■ WHAT IS NEEDED: Copy every line in which the string "title" occurs.

■ DATASET CONTENT:
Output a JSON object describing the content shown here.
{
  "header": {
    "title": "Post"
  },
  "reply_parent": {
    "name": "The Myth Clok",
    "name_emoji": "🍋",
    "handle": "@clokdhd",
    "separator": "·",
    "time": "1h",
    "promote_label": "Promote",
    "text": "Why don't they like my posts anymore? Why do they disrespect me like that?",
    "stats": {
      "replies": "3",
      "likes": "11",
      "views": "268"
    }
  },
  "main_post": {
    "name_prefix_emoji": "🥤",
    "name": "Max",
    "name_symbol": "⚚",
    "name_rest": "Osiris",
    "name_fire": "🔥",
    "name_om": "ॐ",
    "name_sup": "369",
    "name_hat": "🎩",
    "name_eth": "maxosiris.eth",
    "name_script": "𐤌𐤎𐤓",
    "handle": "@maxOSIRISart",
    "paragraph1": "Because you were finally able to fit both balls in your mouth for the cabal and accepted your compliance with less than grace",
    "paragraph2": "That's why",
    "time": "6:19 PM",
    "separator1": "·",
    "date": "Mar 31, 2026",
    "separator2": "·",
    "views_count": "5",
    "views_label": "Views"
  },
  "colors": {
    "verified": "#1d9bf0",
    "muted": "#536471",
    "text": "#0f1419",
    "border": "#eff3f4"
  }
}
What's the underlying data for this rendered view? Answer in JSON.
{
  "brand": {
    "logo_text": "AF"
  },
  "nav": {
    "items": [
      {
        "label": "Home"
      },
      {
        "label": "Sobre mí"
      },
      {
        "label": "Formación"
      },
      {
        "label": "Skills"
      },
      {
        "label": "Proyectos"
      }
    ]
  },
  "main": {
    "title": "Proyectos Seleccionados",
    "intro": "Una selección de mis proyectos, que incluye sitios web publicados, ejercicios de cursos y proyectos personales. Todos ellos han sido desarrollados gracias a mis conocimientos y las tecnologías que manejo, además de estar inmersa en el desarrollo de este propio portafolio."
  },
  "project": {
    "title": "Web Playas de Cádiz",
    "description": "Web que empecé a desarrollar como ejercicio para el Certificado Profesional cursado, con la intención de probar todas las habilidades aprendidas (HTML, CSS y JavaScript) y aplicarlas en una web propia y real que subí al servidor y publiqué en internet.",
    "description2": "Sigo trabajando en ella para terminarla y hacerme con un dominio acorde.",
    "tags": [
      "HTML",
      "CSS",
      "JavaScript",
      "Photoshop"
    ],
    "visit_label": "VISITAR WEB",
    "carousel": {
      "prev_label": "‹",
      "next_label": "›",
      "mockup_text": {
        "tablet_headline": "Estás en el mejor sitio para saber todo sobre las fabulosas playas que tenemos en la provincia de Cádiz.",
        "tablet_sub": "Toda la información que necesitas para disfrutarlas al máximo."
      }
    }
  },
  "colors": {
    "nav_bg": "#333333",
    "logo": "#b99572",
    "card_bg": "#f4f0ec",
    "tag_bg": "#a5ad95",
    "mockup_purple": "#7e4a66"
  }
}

■ COMPLETE OUTPUT:
    "title": "Post"
    "title": "Proyectos Seleccionados",
    "title": "Web Playas de Cádiz",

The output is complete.